◆ Prompt
The records are to be copied exactly and in full.

[Items from a data source]

^^^^^^^^

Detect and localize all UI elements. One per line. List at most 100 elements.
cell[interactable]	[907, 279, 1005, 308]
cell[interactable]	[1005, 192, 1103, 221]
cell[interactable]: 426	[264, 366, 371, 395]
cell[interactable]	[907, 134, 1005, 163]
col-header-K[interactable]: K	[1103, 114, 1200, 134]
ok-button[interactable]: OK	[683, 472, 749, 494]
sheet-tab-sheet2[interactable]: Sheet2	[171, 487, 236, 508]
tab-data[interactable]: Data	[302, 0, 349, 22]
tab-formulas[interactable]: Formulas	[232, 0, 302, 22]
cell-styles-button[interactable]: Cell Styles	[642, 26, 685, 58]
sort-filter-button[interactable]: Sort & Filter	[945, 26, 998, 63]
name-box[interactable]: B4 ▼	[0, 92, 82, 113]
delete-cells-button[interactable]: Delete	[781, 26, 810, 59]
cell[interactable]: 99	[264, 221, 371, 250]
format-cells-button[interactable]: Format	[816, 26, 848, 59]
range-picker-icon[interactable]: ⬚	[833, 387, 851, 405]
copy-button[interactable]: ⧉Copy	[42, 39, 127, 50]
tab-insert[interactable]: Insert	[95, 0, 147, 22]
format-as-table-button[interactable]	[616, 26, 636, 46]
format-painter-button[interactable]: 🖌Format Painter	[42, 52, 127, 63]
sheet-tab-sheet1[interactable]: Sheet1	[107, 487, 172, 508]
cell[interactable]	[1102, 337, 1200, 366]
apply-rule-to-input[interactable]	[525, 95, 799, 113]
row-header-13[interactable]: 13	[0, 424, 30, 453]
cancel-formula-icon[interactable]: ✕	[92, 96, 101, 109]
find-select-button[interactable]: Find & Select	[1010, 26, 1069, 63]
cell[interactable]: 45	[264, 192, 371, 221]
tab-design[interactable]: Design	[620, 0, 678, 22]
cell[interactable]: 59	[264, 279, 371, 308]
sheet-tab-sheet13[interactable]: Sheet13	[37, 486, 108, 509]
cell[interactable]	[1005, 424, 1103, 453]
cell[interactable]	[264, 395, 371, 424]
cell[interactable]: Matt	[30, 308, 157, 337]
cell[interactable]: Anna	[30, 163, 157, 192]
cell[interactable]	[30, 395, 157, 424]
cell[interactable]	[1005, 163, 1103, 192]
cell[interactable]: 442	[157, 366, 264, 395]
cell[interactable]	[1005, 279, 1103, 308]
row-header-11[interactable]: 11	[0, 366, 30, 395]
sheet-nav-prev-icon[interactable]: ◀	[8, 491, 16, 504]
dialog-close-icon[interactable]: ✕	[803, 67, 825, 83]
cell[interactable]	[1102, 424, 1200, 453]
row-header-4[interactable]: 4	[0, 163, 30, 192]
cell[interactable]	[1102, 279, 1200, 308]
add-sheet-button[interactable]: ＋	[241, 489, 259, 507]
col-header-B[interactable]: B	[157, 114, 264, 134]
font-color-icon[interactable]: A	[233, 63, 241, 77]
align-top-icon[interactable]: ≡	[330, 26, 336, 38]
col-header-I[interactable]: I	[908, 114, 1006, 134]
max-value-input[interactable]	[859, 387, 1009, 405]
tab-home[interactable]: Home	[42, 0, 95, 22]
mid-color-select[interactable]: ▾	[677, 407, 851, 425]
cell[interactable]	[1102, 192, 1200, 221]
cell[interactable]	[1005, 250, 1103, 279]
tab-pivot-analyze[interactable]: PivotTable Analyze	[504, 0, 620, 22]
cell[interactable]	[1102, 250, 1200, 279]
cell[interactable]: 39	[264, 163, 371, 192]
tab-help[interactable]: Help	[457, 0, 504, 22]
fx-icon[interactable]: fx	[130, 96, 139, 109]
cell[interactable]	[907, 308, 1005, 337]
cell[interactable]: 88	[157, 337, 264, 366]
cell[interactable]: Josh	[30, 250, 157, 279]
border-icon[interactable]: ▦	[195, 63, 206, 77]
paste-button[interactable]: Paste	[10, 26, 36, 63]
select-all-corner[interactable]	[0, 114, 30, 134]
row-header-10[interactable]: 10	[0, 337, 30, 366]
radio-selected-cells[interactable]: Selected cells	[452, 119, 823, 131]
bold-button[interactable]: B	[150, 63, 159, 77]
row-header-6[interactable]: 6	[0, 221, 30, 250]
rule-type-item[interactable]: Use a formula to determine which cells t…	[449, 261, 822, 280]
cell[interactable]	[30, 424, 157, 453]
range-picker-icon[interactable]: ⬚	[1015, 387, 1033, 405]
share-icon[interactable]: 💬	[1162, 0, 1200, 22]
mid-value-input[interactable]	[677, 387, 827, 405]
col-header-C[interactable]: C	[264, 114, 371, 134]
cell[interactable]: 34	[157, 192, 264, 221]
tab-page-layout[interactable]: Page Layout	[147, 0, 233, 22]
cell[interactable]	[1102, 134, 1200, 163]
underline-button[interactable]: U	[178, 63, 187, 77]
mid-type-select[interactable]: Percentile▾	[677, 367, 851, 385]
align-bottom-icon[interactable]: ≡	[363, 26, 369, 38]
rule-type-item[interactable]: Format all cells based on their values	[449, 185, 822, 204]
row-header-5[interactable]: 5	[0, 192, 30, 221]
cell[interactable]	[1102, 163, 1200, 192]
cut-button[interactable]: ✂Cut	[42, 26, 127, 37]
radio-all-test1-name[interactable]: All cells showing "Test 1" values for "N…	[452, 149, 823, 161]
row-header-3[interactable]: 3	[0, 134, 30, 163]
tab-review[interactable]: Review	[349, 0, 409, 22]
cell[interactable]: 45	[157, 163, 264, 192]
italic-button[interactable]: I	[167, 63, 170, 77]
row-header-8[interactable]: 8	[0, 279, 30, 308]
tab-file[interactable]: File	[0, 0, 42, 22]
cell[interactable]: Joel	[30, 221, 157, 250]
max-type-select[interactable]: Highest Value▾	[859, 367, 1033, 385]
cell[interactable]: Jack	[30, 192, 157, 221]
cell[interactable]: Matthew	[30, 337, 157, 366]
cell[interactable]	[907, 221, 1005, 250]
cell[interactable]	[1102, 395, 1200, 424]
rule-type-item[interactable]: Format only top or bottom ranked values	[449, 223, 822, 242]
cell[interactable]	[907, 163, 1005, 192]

^^^^^^^^

◆ Result below
Detect and localize all UI elements. One per line. List at most 100 elements.
cell[interactable]	[907, 279, 1005, 308]
cell[interactable]	[1005, 192, 1103, 221]
cell[interactable]: 426	[264, 366, 371, 395]
cell[interactable]	[907, 134, 1005, 163]
col-header-K[interactable]: K	[1103, 114, 1200, 134]
ok-button[interactable]: OK	[683, 472, 749, 494]
sheet-tab-sheet2[interactable]: Sheet2	[171, 487, 236, 508]
tab-data[interactable]: Data	[302, 0, 349, 22]
tab-formulas[interactable]: Formulas	[232, 0, 302, 22]
cell-styles-button[interactable]: Cell Styles	[642, 26, 685, 58]
sort-filter-button[interactable]: Sort & Filter	[945, 26, 998, 63]
name-box[interactable]: B4 ▼	[0, 92, 82, 113]
delete-cells-button[interactable]: Delete	[781, 26, 810, 59]
cell[interactable]: 99	[264, 221, 371, 250]
format-cells-button[interactable]: Format	[816, 26, 848, 59]
range-picker-icon[interactable]: ⬚	[833, 387, 851, 405]
copy-button[interactable]: ⧉Copy	[42, 39, 127, 50]
tab-insert[interactable]: Insert	[95, 0, 147, 22]
format-as-table-button[interactable]	[616, 26, 636, 46]
format-painter-button[interactable]: 🖌Format Painter	[42, 52, 127, 63]
sheet-tab-sheet1[interactable]: Sheet1	[107, 487, 172, 508]
cell[interactable]	[1102, 337, 1200, 366]
apply-rule-to-input[interactable]	[525, 95, 799, 113]
row-header-13[interactable]: 13	[0, 424, 30, 453]
cancel-formula-icon[interactable]: ✕	[92, 96, 101, 109]
find-select-button[interactable]: Find & Select	[1010, 26, 1069, 63]
cell[interactable]: 45	[264, 192, 371, 221]
tab-design[interactable]: Design	[620, 0, 678, 22]
cell[interactable]: 59	[264, 279, 371, 308]
sheet-tab-sheet13[interactable]: Sheet13	[37, 486, 108, 509]
cell[interactable]	[1005, 424, 1103, 453]
cell[interactable]	[264, 395, 371, 424]
cell[interactable]: Matt	[30, 308, 157, 337]
cell[interactable]: Anna	[30, 163, 157, 192]
cell[interactable]	[30, 395, 157, 424]
cell[interactable]	[1005, 163, 1103, 192]
cell[interactable]: 442	[157, 366, 264, 395]
cell[interactable]	[1005, 279, 1103, 308]
row-header-11[interactable]: 11	[0, 366, 30, 395]
sheet-nav-prev-icon[interactable]: ◀	[8, 491, 16, 504]
dialog-close-icon[interactable]: ✕	[803, 67, 825, 83]
cell[interactable]	[1102, 424, 1200, 453]
row-header-4[interactable]: 4	[0, 163, 30, 192]
cell[interactable]	[1102, 279, 1200, 308]
add-sheet-button[interactable]: ＋	[241, 489, 259, 507]
col-header-B[interactable]: B	[157, 114, 264, 134]
font-color-icon[interactable]: A	[233, 63, 241, 77]
align-top-icon[interactable]: ≡	[330, 26, 336, 38]
col-header-I[interactable]: I	[908, 114, 1006, 134]
max-value-input[interactable]	[859, 387, 1009, 405]
tab-home[interactable]: Home	[42, 0, 95, 22]
mid-color-select[interactable]: ▾	[677, 407, 851, 425]
cell[interactable]	[1102, 192, 1200, 221]
cell[interactable]	[1005, 250, 1103, 279]
tab-pivot-analyze[interactable]: PivotTable Analyze	[504, 0, 620, 22]
cell[interactable]	[1102, 250, 1200, 279]
cell[interactable]: 39	[264, 163, 371, 192]
tab-help[interactable]: Help	[457, 0, 504, 22]
fx-icon[interactable]: fx	[130, 96, 139, 109]
cell[interactable]	[907, 308, 1005, 337]
cell[interactable]: 88	[157, 337, 264, 366]
cell[interactable]: Josh	[30, 250, 157, 279]
border-icon[interactable]: ▦	[195, 63, 206, 77]
paste-button[interactable]: Paste	[10, 26, 36, 63]
select-all-corner[interactable]	[0, 114, 30, 134]
row-header-10[interactable]: 10	[0, 337, 30, 366]
radio-selected-cells[interactable]: Selected cells	[452, 119, 823, 131]
bold-button[interactable]: B	[150, 63, 159, 77]
row-header-6[interactable]: 6	[0, 221, 30, 250]
rule-type-item[interactable]: Use a formula to determine which cells t…	[449, 261, 822, 280]
cell[interactable]	[30, 424, 157, 453]
range-picker-icon[interactable]: ⬚	[1015, 387, 1033, 405]
share-icon[interactable]: 💬	[1162, 0, 1200, 22]
mid-value-input[interactable]	[677, 387, 827, 405]
col-header-C[interactable]: C	[264, 114, 371, 134]
cell[interactable]: 34	[157, 192, 264, 221]
tab-page-layout[interactable]: Page Layout	[147, 0, 233, 22]
cell[interactable]	[1102, 134, 1200, 163]
underline-button[interactable]: U	[178, 63, 187, 77]
mid-type-select[interactable]: Percentile▾	[677, 367, 851, 385]
align-bottom-icon[interactable]: ≡	[363, 26, 369, 38]
rule-type-item[interactable]: Format all cells based on their values	[449, 185, 822, 204]
row-header-5[interactable]: 5	[0, 192, 30, 221]
cell[interactable]	[1102, 163, 1200, 192]
cut-button[interactable]: ✂Cut	[42, 26, 127, 37]
radio-all-test1-name[interactable]: All cells showing "Test 1" values for "N…	[452, 149, 823, 161]
row-header-3[interactable]: 3	[0, 134, 30, 163]
tab-review[interactable]: Review	[349, 0, 409, 22]
cell[interactable]: 45	[157, 163, 264, 192]
italic-button[interactable]: I	[167, 63, 170, 77]
row-header-8[interactable]: 8	[0, 279, 30, 308]
tab-file[interactable]: File	[0, 0, 42, 22]
cell[interactable]: Joel	[30, 221, 157, 250]
max-type-select[interactable]: Highest Value▾	[859, 367, 1033, 385]
cell[interactable]: Jack	[30, 192, 157, 221]
cell[interactable]: Matthew	[30, 337, 157, 366]
cell[interactable]	[907, 221, 1005, 250]
cell[interactable]	[1102, 395, 1200, 424]
rule-type-item[interactable]: Format only top or bottom ranked values	[449, 223, 822, 242]
cell[interactable]	[907, 163, 1005, 192]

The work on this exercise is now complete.